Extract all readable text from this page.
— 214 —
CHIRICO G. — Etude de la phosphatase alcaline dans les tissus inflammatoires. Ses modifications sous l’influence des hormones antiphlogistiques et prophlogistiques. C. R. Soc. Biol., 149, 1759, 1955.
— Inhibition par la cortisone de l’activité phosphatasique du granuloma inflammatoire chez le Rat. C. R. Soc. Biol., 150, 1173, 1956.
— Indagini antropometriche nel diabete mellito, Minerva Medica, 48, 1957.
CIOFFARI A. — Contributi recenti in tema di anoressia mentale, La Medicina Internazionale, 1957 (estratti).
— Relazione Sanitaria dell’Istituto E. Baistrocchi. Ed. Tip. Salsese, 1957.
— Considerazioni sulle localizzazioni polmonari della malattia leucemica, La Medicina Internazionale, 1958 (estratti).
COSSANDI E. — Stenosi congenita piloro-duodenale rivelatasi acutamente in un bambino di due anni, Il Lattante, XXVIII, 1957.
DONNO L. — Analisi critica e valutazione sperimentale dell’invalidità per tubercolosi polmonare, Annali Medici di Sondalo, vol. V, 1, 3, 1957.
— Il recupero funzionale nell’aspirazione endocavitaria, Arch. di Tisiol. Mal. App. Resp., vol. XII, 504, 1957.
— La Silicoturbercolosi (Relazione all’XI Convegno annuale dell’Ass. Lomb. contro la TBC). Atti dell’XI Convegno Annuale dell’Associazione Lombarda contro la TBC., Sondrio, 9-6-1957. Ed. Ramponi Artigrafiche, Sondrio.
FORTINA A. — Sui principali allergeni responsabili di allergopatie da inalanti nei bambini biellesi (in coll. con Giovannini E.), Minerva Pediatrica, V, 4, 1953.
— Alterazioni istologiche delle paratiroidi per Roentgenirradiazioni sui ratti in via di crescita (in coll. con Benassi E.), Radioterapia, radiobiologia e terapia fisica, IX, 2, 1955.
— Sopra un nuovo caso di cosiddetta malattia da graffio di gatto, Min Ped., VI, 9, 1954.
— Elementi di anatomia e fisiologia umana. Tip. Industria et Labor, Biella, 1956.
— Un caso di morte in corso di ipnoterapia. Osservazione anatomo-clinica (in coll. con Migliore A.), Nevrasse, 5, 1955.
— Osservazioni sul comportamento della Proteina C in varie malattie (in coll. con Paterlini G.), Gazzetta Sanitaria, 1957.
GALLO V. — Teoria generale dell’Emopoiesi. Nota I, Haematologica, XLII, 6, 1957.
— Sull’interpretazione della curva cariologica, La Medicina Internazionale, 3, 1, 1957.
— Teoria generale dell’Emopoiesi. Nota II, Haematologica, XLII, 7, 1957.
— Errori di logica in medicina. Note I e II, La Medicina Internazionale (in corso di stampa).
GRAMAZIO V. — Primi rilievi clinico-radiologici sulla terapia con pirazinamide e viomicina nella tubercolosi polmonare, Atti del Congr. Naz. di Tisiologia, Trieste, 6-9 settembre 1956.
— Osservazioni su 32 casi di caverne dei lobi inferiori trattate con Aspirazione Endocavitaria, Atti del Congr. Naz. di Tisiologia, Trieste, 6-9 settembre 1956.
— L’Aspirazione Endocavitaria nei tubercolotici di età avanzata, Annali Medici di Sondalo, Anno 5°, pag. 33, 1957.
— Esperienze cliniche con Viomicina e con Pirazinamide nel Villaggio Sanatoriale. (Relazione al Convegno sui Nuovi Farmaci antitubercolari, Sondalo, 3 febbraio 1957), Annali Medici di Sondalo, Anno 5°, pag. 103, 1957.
***
YOUR ASSIGNMENT: Give the data again, exactly as it stands.

EXERCISE SOLUTION:
Extract all readable text from this page.
— 214 —
CHIRICO G. — Etude de la phosphatase alcaline dans les tissus inflammatoires. Ses modifications sous l’influence des hormones antiphlogistiques et prophlogistiques. C. R. Soc. Biol., 149, 1759, 1955.
— Inhibition par la cortisone de l’activité phosphatasique du granuloma inflammatoire chez le Rat. C. R. Soc. Biol., 150, 1173, 1956.
— Indagini antropometriche nel diabete mellito, Minerva Medica, 48, 1957.
CIOFFARI A. — Contributi recenti in tema di anoressia mentale, La Medicina Internazionale, 1957 (estratti).
— Relazione Sanitaria dell’Istituto E. Baistrocchi. Ed. Tip. Salsese, 1957.
— Considerazioni sulle localizzazioni polmonari della malattia leucemica, La Medicina Internazionale, 1958 (estratti).
COSSANDI E. — Stenosi congenita piloro-duodenale rivelatasi acutamente in un bambino di due anni, Il Lattante, XXVIII, 1957.
DONNO L. — Analisi critica e valutazione sperimentale dell’invalidità per tubercolosi polmonare, Annali Medici di Sondalo, vol. V, 1, 3, 1957.
— Il recupero funzionale nell’aspirazione endocavitaria, Arch. di Tisiol. Mal. App. Resp., vol. XII, 504, 1957.
— La Silicoturbercolosi (Relazione all’XI Convegno annuale dell’Ass. Lomb. contro la TBC). Atti dell’XI Convegno Annuale dell’Associazione Lombarda contro la TBC., Sondrio, 9-6-1957. Ed. Ramponi Artigrafiche, Sondrio.
FORTINA A. — Sui principali allergeni responsabili di allergopatie da inalanti nei bambini biellesi (in coll. con Giovannini E.), Minerva Pediatrica, V, 4, 1953.
— Alterazioni istologiche delle paratiroidi per Roentgenirradiazioni sui ratti in via di crescita (in coll. con Benassi E.), Radioterapia, radiobiologia e terapia fisica, IX, 2, 1955.
— Sopra un nuovo caso di cosiddetta malattia da graffio di gatto, Min Ped., VI, 9, 1954.
— Elementi di anatomia e fisiologia umana. Tip. Industria et Labor, Biella, 1956.
— Un caso di morte in corso di ipnoterapia. Osservazione anatomo-clinica (in coll. con Migliore A.), Nevrasse, 5, 1955.
— Osservazioni sul comportamento della Proteina C in varie malattie (in coll. con Paterlini G.), Gazzetta Sanitaria, 1957.
GALLO V. — Teoria generale dell’Emopoiesi. Nota I, Haematologica, XLII, 6, 1957.
— Sull’interpretazione della curva cariologica, La Medicina Internazionale, 3, 1, 1957.
— Teoria generale dell’Emopoiesi. Nota II, Haematologica, XLII, 7, 1957.
— Errori di logica in medicina. Note I e II, La Medicina Internazionale (in corso di stampa).
GRAMAZIO V. — Primi rilievi clinico-radiologici sulla terapia con pirazinamide e viomicina nella tubercolosi polmonare, Atti del Congr. Naz. di Tisiologia, Trieste, 6-9 settembre 1956.
— Osservazioni su 32 casi di caverne dei lobi inferiori trattate con Aspirazione Endocavitaria, Atti del Congr. Naz. di Tisiologia, Trieste, 6-9 settembre 1956.
— L’Aspirazione Endocavitaria nei tubercolotici di età avanzata, Annali Medici di Sondalo, Anno 5°, pag. 33, 1957.
— Esperienze cliniche con Viomicina e con Pirazinamide nel Villaggio Sanatoriale. (Relazione al Convegno sui Nuovi Farmaci antitubercolari, Sondalo, 3 febbraio 1957), Annali Medici di Sondalo, Anno 5°, pag. 103, 1957.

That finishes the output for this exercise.